### [What needs to be done]
In the listing below, count each line containing "direction" and answer with the count only.

::::::::

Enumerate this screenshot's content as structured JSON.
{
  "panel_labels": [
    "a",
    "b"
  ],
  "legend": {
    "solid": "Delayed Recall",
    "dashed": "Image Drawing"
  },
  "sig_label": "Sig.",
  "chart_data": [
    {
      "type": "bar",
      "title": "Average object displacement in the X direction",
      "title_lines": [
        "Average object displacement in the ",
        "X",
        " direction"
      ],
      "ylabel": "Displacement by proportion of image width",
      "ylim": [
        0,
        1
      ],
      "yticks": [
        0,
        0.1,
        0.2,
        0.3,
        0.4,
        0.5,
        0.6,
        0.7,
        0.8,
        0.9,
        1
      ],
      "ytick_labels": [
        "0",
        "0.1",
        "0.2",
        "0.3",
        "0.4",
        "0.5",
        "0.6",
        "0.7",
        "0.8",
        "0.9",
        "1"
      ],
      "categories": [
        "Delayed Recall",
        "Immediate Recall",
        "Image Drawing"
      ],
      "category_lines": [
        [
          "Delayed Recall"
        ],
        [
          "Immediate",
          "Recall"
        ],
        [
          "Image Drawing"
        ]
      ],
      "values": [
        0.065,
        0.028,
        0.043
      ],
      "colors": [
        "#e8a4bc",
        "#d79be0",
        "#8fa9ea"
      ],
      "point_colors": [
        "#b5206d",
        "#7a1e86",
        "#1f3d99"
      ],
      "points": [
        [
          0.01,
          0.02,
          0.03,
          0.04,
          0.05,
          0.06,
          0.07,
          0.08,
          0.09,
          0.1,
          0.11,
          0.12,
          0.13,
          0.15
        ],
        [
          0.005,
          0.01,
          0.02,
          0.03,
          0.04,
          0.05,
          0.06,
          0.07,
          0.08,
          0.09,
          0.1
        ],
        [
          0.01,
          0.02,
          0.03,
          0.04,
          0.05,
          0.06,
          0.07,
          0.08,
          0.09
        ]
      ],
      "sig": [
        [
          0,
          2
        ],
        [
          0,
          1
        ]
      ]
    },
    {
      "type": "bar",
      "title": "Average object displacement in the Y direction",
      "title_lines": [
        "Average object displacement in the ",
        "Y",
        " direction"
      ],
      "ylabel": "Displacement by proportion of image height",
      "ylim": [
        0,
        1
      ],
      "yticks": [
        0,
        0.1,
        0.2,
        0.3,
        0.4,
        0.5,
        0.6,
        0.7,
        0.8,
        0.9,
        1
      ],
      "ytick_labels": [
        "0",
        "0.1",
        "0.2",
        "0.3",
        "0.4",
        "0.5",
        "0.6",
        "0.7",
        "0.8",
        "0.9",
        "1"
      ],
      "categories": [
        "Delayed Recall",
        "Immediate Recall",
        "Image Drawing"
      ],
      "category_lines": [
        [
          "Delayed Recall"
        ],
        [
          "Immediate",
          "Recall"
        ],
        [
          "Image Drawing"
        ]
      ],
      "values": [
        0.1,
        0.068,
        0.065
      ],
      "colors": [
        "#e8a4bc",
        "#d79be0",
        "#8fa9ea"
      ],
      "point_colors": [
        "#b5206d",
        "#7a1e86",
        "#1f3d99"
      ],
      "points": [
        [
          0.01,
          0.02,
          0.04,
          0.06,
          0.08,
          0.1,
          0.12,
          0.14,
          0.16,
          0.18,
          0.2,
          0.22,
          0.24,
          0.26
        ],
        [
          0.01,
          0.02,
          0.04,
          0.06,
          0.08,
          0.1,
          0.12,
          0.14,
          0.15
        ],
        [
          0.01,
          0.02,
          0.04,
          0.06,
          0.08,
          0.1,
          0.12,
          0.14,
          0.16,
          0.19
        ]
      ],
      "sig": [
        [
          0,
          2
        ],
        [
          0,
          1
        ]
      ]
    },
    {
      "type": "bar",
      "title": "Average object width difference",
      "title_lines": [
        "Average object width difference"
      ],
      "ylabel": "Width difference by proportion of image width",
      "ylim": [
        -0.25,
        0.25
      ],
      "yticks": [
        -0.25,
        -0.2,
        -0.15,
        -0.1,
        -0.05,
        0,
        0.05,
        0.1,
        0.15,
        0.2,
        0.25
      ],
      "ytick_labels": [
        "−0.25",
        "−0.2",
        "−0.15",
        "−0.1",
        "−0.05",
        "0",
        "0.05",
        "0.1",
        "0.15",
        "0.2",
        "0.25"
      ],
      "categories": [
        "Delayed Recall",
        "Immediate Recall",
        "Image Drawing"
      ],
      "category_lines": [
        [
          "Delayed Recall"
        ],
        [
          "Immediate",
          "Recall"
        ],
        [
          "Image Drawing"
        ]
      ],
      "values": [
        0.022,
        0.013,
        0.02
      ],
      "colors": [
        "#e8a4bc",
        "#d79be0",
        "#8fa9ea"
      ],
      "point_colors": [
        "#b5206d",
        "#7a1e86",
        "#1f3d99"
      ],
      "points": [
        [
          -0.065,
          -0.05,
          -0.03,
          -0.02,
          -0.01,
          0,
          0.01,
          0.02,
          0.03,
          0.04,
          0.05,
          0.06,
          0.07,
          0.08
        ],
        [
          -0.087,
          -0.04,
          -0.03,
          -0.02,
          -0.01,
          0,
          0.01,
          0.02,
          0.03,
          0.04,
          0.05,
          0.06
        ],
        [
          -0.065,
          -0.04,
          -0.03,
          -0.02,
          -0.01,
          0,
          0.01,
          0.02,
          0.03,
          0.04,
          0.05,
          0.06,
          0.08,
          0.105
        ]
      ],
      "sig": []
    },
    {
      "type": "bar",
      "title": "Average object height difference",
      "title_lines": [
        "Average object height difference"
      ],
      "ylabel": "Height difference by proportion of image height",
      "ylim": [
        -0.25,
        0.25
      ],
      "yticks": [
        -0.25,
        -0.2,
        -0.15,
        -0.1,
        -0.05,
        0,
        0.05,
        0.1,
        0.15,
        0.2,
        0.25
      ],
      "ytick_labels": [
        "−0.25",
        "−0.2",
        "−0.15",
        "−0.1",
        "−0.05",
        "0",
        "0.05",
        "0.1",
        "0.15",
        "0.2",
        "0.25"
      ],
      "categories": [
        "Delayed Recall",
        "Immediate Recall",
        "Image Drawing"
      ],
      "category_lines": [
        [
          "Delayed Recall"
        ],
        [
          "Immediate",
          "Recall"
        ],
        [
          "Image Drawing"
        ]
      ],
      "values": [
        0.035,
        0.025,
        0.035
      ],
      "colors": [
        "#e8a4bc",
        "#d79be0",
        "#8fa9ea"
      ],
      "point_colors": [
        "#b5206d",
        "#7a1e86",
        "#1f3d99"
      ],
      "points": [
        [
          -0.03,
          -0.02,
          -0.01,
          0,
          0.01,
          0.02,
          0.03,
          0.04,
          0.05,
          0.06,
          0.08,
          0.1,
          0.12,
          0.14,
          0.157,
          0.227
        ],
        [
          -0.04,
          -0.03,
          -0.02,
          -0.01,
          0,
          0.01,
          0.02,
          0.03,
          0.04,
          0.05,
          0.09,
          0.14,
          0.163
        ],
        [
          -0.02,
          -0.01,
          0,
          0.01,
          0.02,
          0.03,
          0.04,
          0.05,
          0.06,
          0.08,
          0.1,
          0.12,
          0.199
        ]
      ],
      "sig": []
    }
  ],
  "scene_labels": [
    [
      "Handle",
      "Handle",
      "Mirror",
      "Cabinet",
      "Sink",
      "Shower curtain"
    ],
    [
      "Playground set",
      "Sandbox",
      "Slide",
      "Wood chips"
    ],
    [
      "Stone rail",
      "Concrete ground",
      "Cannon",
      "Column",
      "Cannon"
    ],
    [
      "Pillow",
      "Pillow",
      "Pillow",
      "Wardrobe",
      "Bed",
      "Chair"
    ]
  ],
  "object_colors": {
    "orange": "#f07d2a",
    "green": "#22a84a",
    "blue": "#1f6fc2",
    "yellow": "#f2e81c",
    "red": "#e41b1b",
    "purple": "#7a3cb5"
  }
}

::::::::

### [Written response]
4